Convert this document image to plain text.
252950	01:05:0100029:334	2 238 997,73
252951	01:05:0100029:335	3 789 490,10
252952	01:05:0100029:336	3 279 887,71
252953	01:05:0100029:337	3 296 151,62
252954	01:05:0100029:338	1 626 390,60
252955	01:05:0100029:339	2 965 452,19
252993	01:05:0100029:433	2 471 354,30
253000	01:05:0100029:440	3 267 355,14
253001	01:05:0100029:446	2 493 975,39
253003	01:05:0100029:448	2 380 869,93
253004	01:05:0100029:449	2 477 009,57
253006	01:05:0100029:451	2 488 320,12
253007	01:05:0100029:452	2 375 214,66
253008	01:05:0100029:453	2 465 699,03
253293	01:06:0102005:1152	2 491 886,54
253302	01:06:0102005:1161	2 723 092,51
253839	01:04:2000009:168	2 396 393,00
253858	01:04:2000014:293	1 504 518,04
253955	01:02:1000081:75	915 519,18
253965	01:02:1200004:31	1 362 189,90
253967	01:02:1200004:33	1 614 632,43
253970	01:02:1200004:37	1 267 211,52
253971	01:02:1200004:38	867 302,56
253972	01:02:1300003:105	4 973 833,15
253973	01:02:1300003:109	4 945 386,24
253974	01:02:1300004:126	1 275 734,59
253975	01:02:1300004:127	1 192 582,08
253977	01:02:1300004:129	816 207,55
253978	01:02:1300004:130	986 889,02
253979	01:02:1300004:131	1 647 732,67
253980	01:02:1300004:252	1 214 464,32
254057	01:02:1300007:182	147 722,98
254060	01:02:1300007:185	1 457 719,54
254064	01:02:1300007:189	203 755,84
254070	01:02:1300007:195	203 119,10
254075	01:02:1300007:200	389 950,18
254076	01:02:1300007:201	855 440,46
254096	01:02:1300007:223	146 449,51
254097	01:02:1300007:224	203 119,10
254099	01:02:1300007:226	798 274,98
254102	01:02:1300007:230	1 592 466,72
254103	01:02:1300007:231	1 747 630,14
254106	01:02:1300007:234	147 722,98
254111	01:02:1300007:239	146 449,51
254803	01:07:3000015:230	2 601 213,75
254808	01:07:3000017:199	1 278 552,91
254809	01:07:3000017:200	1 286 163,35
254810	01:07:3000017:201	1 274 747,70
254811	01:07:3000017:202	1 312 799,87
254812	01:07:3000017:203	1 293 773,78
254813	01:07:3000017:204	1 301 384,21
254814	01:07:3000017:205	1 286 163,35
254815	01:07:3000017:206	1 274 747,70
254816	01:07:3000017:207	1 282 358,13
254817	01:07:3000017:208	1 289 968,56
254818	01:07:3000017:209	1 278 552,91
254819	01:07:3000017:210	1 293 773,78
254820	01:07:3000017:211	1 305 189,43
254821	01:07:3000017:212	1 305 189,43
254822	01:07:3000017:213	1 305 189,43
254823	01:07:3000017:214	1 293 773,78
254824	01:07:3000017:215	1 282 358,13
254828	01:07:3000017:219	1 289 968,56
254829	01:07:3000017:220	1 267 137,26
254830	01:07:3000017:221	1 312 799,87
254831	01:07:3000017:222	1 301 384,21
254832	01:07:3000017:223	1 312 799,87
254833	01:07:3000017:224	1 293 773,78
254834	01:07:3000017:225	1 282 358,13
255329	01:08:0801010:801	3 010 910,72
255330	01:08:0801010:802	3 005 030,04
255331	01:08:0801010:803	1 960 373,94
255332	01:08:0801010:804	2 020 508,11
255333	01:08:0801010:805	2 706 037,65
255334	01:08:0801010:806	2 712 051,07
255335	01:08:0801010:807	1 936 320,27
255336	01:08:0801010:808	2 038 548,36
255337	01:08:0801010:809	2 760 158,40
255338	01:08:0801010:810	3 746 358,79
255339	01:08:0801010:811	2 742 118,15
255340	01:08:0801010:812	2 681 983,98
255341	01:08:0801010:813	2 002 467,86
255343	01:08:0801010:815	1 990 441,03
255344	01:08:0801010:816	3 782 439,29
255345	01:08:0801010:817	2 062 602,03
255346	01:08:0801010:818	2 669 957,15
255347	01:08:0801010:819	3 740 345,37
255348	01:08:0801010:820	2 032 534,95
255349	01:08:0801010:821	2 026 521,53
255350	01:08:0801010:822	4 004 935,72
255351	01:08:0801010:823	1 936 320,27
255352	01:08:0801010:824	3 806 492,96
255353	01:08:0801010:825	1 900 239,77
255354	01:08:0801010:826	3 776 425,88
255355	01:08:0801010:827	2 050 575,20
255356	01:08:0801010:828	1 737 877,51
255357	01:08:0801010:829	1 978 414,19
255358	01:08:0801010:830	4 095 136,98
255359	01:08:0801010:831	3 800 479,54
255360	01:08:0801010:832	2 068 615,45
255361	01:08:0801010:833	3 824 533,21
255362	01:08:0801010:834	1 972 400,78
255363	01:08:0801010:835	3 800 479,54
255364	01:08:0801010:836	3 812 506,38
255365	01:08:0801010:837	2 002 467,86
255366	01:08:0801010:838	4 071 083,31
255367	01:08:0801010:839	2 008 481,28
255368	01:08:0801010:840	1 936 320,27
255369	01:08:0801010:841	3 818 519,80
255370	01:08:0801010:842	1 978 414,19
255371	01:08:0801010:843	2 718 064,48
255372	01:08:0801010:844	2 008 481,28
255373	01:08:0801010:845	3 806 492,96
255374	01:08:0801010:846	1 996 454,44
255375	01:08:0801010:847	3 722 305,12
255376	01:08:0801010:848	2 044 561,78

*Aim:* Write out every entry again exactly, please, with nothing missing.

*Answer for this exercise:*
Convert this document image to plain text.
252950	01:05:0100029:334	2 238 997,73
252951	01:05:0100029:335	3 789 490,10
252952	01:05:0100029:336	3 279 887,71
252953	01:05:0100029:337	3 296 151,62
252954	01:05:0100029:338	1 626 390,60
252955	01:05:0100029:339	2 965 452,19
252993	01:05:0100029:433	2 471 354,30
253000	01:05:0100029:440	3 267 355,14
253001	01:05:0100029:446	2 493 975,39
253003	01:05:0100029:448	2 380 869,93
253004	01:05:0100029:449	2 477 009,57
253006	01:05:0100029:451	2 488 320,12
253007	01:05:0100029:452	2 375 214,66
253008	01:05:0100029:453	2 465 699,03
253293	01:06:0102005:1152	2 491 886,54
253302	01:06:0102005:1161	2 723 092,51
253839	01:04:2000009:168	2 396 393,00
253858	01:04:2000014:293	1 504 518,04
253955	01:02:1000081:75	915 519,18
253965	01:02:1200004:31	1 362 189,90
253967	01:02:1200004:33	1 614 632,43
253970	01:02:1200004:37	1 267 211,52
253971	01:02:1200004:38	867 302,56
253972	01:02:1300003:105	4 973 833,15
253973	01:02:1300003:109	4 945 386,24
253974	01:02:1300004:126	1 275 734,59
253975	01:02:1300004:127	1 192 582,08
253977	01:02:1300004:129	816 207,55
253978	01:02:1300004:130	986 889,02
253979	01:02:1300004:131	1 647 732,67
253980	01:02:1300004:252	1 214 464,32
254057	01:02:1300007:182	147 722,98
254060	01:02:1300007:185	1 457 719,54
254064	01:02:1300007:189	203 755,84
254070	01:02:1300007:195	203 119,10
254075	01:02:1300007:200	389 950,18
254076	01:02:1300007:201	855 440,46
254096	01:02:1300007:223	146 449,51
254097	01:02:1300007:224	203 119,10
254099	01:02:1300007:226	798 274,98
254102	01:02:1300007:230	1 592 466,72
254103	01:02:1300007:231	1 747 630,14
254106	01:02:1300007:234	147 722,98
254111	01:02:1300007:239	146 449,51
254803	01:07:3000015:230	2 601 213,75
254808	01:07:3000017:199	1 278 552,91
254809	01:07:3000017:200	1 286 163,35
254810	01:07:3000017:201	1 274 747,70
254811	01:07:3000017:202	1 312 799,87
254812	01:07:3000017:203	1 293 773,78
254813	01:07:3000017:204	1 301 384,21
254814	01:07:3000017:205	1 286 163,35
254815	01:07:3000017:206	1 274 747,70
254816	01:07:3000017:207	1 282 358,13
254817	01:07:3000017:208	1 289 968,56
254818	01:07:3000017:209	1 278 552,91
254819	01:07:3000017:210	1 293 773,78
254820	01:07:3000017:211	1 305 189,43
254821	01:07:3000017:212	1 305 189,43
254822	01:07:3000017:213	1 305 189,43
254823	01:07:3000017:214	1 293 773,78
254824	01:07:3000017:215	1 282 358,13
254828	01:07:3000017:219	1 289 968,56
254829	01:07:3000017:220	1 267 137,26
254830	01:07:3000017:221	1 312 799,87
254831	01:07:3000017:222	1 301 384,21
254832	01:07:3000017:223	1 312 799,87
254833	01:07:3000017:224	1 293 773,78
254834	01:07:3000017:225	1 282 358,13
255329	01:08:0801010:801	3 010 910,72
255330	01:08:0801010:802	3 005 030,04
255331	01:08:0801010:803	1 960 373,94
255332	01:08:0801010:804	2 020 508,11
255333	01:08:0801010:805	2 706 037,65
255334	01:08:0801010:806	2 712 051,07
255335	01:08:0801010:807	1 936 320,27
255336	01:08:0801010:808	2 038 548,36
255337	01:08:0801010:809	2 760 158,40
255338	01:08:0801010:810	3 746 358,79
255339	01:08:0801010:811	2 742 118,15
255340	01:08:0801010:812	2 681 983,98
255341	01:08:0801010:813	2 002 467,86
255343	01:08:0801010:815	1 990 441,03
255344	01:08:0801010:816	3 782 439,29
255345	01:08:0801010:817	2 062 602,03
255346	01:08:0801010:818	2 669 957,15
255347	01:08:0801010:819	3 740 345,37
255348	01:08:0801010:820	2 032 534,95
255349	01:08:0801010:821	2 026 521,53
255350	01:08:0801010:822	4 004 935,72
255351	01:08:0801010:823	1 936 320,27
255352	01:08:0801010:824	3 806 492,96
255353	01:08:0801010:825	1 900 239,77
255354	01:08:0801010:826	3 776 425,88
255355	01:08:0801010:827	2 050 575,20
255356	01:08:0801010:828	1 737 877,51
255357	01:08:0801010:829	1 978 414,19
255358	01:08:0801010:830	4 095 136,98
255359	01:08:0801010:831	3 800 479,54
255360	01:08:0801010:832	2 068 615,45
255361	01:08:0801010:833	3 824 533,21
255362	01:08:0801010:834	1 972 400,78
255363	01:08:0801010:835	3 800 479,54
255364	01:08:0801010:836	3 812 506,38
255365	01:08:0801010:837	2 002 467,86
255366	01:08:0801010:838	4 071 083,31
255367	01:08:0801010:839	2 008 481,28
255368	01:08:0801010:840	1 936 320,27
255369	01:08:0801010:841	3 818 519,80
255370	01:08:0801010:842	1 978 414,19
255371	01:08:0801010:843	2 718 064,48
255372	01:08:0801010:844	2 008 481,28
255373	01:08:0801010:845	3 806 492,96
255374	01:08:0801010:846	1 996 454,44
255375	01:08:0801010:847	3 722 305,12
255376	01:08:0801010:848	2 044 561,78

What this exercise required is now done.